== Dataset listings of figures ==
** Start **

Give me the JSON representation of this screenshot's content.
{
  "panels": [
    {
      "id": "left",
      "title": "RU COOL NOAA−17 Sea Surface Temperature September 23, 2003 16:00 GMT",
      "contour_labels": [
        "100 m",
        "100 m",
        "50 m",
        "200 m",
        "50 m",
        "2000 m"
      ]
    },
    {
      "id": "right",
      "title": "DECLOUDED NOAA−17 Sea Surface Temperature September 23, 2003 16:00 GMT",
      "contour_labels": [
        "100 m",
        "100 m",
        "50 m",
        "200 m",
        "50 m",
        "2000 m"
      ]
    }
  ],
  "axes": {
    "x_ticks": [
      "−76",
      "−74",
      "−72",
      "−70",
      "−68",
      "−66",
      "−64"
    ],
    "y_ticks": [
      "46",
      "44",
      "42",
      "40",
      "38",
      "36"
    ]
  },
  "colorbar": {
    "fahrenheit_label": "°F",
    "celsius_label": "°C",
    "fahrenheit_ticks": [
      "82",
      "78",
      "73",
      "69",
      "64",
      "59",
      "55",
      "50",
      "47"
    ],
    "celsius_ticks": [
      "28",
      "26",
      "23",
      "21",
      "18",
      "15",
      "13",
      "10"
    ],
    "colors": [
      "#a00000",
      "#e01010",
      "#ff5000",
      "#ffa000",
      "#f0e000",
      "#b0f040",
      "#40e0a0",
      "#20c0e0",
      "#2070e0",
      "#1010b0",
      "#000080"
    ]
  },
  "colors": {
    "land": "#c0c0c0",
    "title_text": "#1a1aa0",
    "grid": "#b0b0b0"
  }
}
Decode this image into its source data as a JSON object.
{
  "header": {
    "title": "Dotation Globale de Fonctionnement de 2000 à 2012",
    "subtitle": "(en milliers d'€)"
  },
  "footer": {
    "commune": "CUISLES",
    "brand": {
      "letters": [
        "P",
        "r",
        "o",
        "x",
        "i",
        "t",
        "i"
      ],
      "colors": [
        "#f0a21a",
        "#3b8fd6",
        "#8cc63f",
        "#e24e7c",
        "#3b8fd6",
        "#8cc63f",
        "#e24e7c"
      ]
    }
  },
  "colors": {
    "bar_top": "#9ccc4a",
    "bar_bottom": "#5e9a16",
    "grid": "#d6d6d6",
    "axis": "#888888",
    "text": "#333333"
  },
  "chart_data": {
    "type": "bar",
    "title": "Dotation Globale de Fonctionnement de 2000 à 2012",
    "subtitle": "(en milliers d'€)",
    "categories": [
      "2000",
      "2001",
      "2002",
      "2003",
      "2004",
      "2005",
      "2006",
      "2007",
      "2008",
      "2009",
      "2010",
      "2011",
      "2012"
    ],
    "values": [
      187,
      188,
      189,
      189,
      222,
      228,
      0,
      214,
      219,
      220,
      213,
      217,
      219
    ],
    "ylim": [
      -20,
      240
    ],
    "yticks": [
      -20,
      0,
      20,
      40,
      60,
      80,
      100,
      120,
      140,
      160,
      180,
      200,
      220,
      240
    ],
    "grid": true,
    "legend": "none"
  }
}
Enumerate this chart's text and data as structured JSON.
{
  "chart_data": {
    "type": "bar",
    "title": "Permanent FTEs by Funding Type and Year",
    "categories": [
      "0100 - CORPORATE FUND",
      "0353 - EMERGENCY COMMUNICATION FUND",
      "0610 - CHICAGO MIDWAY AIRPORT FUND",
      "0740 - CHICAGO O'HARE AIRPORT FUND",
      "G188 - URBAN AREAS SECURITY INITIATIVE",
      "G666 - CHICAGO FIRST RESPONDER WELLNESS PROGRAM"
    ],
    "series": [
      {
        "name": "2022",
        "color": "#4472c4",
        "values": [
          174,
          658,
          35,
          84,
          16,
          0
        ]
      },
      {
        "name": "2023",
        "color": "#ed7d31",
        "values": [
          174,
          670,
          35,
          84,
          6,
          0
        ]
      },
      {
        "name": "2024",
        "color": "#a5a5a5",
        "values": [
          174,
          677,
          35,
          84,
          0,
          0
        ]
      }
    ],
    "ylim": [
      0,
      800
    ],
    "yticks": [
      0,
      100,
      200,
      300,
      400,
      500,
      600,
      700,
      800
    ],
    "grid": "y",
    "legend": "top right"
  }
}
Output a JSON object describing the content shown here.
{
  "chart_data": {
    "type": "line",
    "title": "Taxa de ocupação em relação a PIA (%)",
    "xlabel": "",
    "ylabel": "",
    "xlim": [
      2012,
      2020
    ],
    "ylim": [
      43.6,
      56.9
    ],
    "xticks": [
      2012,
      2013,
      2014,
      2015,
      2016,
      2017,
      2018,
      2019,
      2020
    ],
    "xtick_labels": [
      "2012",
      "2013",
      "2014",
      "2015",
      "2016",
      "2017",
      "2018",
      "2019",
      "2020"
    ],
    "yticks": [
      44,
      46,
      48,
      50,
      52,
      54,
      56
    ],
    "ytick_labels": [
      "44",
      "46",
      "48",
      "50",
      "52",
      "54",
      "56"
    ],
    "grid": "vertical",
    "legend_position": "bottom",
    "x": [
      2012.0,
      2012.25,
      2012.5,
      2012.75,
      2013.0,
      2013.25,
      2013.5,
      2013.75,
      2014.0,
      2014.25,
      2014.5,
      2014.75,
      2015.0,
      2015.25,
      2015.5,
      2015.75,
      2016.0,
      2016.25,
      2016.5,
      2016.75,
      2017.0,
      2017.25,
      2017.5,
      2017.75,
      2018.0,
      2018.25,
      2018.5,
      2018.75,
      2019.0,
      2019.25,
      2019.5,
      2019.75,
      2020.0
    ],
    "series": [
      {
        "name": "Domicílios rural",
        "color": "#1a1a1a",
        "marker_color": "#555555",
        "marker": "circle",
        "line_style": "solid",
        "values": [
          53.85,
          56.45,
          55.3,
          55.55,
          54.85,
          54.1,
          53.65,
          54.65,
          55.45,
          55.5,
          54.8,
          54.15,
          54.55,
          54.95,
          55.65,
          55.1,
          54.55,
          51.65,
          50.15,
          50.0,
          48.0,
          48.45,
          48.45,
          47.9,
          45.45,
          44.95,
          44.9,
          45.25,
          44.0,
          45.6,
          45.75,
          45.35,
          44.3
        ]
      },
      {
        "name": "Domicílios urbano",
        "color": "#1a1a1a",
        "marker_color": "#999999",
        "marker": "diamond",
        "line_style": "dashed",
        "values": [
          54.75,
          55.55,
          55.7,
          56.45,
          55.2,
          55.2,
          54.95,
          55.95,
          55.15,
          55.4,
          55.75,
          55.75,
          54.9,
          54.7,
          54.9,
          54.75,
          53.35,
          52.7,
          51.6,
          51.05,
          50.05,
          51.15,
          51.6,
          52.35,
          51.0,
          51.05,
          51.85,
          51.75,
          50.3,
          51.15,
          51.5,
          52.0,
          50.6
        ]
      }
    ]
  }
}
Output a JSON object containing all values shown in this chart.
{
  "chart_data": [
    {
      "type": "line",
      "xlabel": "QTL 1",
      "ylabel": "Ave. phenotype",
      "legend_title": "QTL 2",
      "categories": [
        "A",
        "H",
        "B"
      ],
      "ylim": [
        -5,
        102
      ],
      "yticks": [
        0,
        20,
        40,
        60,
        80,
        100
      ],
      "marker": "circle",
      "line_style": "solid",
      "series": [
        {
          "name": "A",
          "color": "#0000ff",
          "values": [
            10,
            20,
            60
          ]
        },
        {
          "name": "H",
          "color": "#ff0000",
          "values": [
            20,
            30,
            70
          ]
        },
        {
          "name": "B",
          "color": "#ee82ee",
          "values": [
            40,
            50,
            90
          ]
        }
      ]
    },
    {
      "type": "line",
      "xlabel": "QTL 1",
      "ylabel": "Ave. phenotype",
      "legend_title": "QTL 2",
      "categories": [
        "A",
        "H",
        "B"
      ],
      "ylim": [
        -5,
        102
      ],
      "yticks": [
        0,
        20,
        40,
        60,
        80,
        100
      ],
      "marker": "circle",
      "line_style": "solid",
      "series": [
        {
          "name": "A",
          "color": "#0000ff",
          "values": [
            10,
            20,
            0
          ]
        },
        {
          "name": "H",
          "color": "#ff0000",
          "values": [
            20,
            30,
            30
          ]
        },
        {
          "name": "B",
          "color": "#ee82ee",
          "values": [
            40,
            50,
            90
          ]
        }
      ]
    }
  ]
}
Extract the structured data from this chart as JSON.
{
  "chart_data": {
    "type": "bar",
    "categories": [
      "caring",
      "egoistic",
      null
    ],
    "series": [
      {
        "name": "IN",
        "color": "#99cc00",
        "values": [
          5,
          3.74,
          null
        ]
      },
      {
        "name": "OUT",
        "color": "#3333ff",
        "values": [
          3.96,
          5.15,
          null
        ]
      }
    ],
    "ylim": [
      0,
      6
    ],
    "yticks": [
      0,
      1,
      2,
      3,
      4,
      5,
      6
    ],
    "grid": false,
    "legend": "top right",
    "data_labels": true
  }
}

** End **

== TASK DIRECTIONS ==
Choose all lines containing the string "object" and copy them out.

== EXPECTED ANSWER ==
Decode this image into its source data as a JSON object.
Output a JSON object describing the content shown here.
Output a JSON object containing all values shown in this chart.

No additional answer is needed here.